- **Directive**
Pull each line holding "label" out of the entries below.

■ ■ ■ ■ ■ ■ ■

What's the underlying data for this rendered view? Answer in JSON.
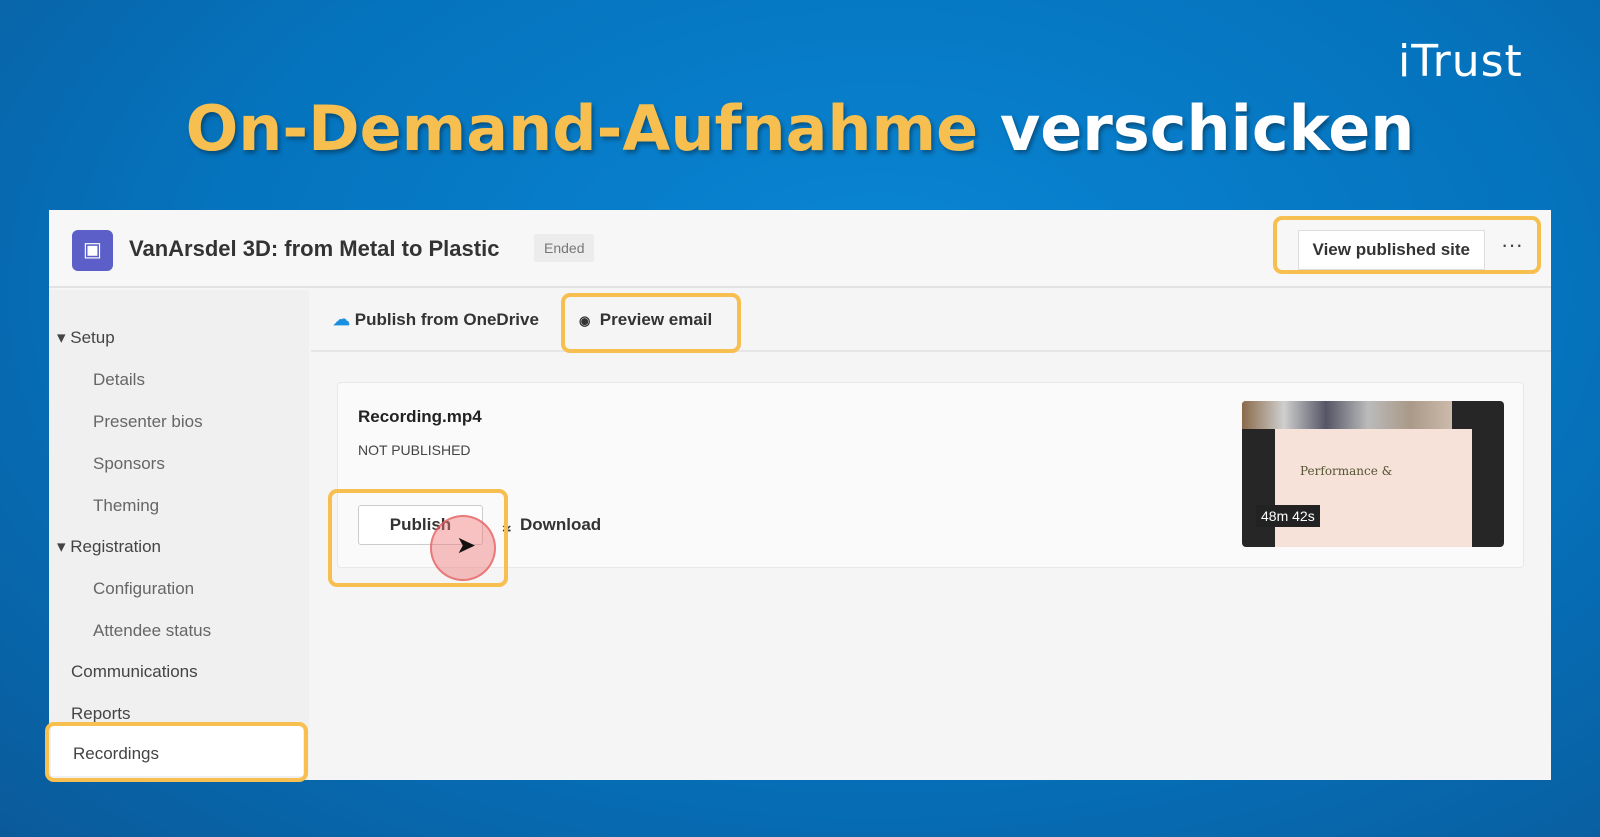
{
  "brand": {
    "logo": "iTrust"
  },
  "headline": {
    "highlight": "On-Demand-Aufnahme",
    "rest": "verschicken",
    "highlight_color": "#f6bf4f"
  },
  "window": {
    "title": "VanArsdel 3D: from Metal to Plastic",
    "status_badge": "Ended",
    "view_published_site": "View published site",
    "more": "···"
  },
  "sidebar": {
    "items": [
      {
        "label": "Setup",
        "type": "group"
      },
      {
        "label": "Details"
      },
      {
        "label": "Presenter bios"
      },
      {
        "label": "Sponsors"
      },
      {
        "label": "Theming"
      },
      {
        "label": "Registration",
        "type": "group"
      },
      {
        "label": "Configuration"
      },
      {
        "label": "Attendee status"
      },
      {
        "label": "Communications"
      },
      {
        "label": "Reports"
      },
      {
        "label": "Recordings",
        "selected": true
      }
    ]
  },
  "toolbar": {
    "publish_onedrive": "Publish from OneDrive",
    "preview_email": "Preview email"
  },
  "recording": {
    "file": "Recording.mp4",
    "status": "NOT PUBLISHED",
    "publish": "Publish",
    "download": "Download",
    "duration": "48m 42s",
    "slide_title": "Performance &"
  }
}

■ ■ ■ ■ ■ ■ ■

- **Worked answer**
        "label": "Setup",
        "label": "Details"
        "label": "Presenter bios"
        "label": "Sponsors"
        "label": "Theming"
        "label": "Registration",
        "label": "Configuration"
        "label": "Attendee status"
        "label": "Communications"
        "label": "Reports"
        "label": "Recordings",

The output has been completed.